> [What is needed]: Take the line that contains "OCR this image." and every line after it in the material below, and quote them exactly.

> [Data entries]:

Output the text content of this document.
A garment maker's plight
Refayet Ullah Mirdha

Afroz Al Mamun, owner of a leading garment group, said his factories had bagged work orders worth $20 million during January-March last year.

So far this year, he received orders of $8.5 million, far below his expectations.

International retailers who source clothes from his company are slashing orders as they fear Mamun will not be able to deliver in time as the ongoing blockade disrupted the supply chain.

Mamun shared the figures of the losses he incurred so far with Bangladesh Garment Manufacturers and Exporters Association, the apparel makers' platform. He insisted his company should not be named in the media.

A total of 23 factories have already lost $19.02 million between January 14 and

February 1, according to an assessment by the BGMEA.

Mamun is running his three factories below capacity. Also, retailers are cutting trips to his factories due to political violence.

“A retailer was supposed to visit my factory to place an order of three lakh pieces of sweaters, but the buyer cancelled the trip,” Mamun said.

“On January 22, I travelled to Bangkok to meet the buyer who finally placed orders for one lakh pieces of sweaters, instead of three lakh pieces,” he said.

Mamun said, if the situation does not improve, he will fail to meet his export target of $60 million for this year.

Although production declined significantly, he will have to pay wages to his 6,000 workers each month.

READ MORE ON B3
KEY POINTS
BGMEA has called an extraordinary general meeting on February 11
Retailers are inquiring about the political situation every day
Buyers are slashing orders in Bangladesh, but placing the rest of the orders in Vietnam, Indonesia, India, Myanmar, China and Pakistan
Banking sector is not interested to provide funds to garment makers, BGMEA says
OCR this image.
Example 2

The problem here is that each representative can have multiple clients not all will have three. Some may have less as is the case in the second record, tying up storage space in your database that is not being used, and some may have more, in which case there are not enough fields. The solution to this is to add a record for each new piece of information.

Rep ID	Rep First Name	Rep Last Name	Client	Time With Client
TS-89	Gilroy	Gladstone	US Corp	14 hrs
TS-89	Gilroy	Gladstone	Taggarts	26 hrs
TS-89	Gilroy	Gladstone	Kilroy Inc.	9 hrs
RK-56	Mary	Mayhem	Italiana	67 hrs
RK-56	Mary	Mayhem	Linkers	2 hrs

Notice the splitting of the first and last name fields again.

> [Answer to this task]:
OCR this image.
Example 2

The problem here is that each representative can have multiple clients not all will have three. Some may have less as is the case in the second record, tying up storage space in your database that is not being used, and some may have more, in which case there are not enough fields. The solution to this is to add a record for each new piece of information.

Rep ID	Rep First Name	Rep Last Name	Client	Time With Client
TS-89	Gilroy	Gladstone	US Corp	14 hrs
TS-89	Gilroy	Gladstone	Taggarts	26 hrs
TS-89	Gilroy	Gladstone	Kilroy Inc.	9 hrs
RK-56	Mary	Mayhem	Italiana	67 hrs
RK-56	Mary	Mayhem	Linkers	2 hrs

Notice the splitting of the first and last name fields again.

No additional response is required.